- [Material for the task]:
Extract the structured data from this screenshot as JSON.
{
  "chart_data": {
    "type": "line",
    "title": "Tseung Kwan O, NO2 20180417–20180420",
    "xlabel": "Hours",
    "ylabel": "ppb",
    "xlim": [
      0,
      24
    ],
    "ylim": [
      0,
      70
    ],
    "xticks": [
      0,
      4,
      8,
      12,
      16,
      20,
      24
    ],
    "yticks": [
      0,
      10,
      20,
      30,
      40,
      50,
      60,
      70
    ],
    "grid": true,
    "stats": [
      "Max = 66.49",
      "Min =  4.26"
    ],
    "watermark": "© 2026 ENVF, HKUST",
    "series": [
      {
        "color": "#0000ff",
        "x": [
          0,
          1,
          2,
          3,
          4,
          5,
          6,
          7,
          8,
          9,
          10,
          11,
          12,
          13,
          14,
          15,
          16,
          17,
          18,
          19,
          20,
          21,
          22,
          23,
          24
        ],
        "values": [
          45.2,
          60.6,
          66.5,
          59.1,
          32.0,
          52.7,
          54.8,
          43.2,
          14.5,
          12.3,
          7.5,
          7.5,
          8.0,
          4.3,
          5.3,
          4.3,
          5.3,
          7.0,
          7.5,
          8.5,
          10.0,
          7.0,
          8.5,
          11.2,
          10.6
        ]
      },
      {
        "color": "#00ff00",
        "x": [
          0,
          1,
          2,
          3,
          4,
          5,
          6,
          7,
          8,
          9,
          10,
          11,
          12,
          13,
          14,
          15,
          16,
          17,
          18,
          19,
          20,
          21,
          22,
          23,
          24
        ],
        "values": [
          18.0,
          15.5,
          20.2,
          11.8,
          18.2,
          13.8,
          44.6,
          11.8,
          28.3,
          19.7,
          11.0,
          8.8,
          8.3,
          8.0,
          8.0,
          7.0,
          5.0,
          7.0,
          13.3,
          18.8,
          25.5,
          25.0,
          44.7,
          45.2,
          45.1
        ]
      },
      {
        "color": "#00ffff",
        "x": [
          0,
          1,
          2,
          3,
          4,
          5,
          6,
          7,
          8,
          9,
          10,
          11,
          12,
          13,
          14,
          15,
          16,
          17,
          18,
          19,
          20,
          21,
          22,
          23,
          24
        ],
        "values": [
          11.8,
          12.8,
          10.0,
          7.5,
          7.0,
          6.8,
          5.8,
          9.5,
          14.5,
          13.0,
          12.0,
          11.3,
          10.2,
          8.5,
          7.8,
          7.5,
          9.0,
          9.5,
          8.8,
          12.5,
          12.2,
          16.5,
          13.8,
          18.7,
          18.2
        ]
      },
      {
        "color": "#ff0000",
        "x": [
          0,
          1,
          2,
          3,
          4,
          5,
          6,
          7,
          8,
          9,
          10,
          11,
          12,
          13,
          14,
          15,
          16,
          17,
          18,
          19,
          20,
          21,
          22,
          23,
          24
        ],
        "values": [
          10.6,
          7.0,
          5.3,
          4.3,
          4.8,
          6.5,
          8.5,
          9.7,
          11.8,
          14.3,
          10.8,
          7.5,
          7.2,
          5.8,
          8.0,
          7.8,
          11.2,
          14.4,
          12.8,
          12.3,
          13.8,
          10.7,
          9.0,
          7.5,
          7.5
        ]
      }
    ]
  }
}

- [Stated task]: Exact copies of all the records are required.

- [Output of the exercise]:
Extract the structured data from this screenshot as JSON.
{
  "chart_data": {
    "type": "line",
    "title": "Tseung Kwan O, NO2 20180417–20180420",
    "xlabel": "Hours",
    "ylabel": "ppb",
    "xlim": [
      0,
      24
    ],
    "ylim": [
      0,
      70
    ],
    "xticks": [
      0,
      4,
      8,
      12,
      16,
      20,
      24
    ],
    "yticks": [
      0,
      10,
      20,
      30,
      40,
      50,
      60,
      70
    ],
    "grid": true,
    "stats": [
      "Max = 66.49",
      "Min =  4.26"
    ],
    "watermark": "© 2026 ENVF, HKUST",
    "series": [
      {
        "color": "#0000ff",
        "x": [
          0,
          1,
          2,
          3,
          4,
          5,
          6,
          7,
          8,
          9,
          10,
          11,
          12,
          13,
          14,
          15,
          16,
          17,
          18,
          19,
          20,
          21,
          22,
          23,
          24
        ],
        "values": [
          45.2,
          60.6,
          66.5,
          59.1,
          32.0,
          52.7,
          54.8,
          43.2,
          14.5,
          12.3,
          7.5,
          7.5,
          8.0,
          4.3,
          5.3,
          4.3,
          5.3,
          7.0,
          7.5,
          8.5,
          10.0,
          7.0,
          8.5,
          11.2,
          10.6
        ]
      },
      {
        "color": "#00ff00",
        "x": [
          0,
          1,
          2,
          3,
          4,
          5,
          6,
          7,
          8,
          9,
          10,
          11,
          12,
          13,
          14,
          15,
          16,
          17,
          18,
          19,
          20,
          21,
          22,
          23,
          24
        ],
        "values": [
          18.0,
          15.5,
          20.2,
          11.8,
          18.2,
          13.8,
          44.6,
          11.8,
          28.3,
          19.7,
          11.0,
          8.8,
          8.3,
          8.0,
          8.0,
          7.0,
          5.0,
          7.0,
          13.3,
          18.8,
          25.5,
          25.0,
          44.7,
          45.2,
          45.1
        ]
      },
      {
        "color": "#00ffff",
        "x": [
          0,
          1,
          2,
          3,
          4,
          5,
          6,
          7,
          8,
          9,
          10,
          11,
          12,
          13,
          14,
          15,
          16,
          17,
          18,
          19,
          20,
          21,
          22,
          23,
          24
        ],
        "values": [
          11.8,
          12.8,
          10.0,
          7.5,
          7.0,
          6.8,
          5.8,
          9.5,
          14.5,
          13.0,
          12.0,
          11.3,
          10.2,
          8.5,
          7.8,
          7.5,
          9.0,
          9.5,
          8.8,
          12.5,
          12.2,
          16.5,
          13.8,
          18.7,
          18.2
        ]
      },
      {
        "color": "#ff0000",
        "x": [
          0,
          1,
          2,
          3,
          4,
          5,
          6,
          7,
          8,
          9,
          10,
          11,
          12,
          13,
          14,
          15,
          16,
          17,
          18,
          19,
          20,
          21,
          22,
          23,
          24
        ],
        "values": [
          10.6,
          7.0,
          5.3,
          4.3,
          4.8,
          6.5,
          8.5,
          9.7,
          11.8,
          14.3,
          10.8,
          7.5,
          7.2,
          5.8,
          8.0,
          7.8,
          11.2,
          14.4,
          12.8,
          12.3,
          13.8,
          10.7,
          9.0,
          7.5,
          7.5
        ]
      }
    ]
  }
}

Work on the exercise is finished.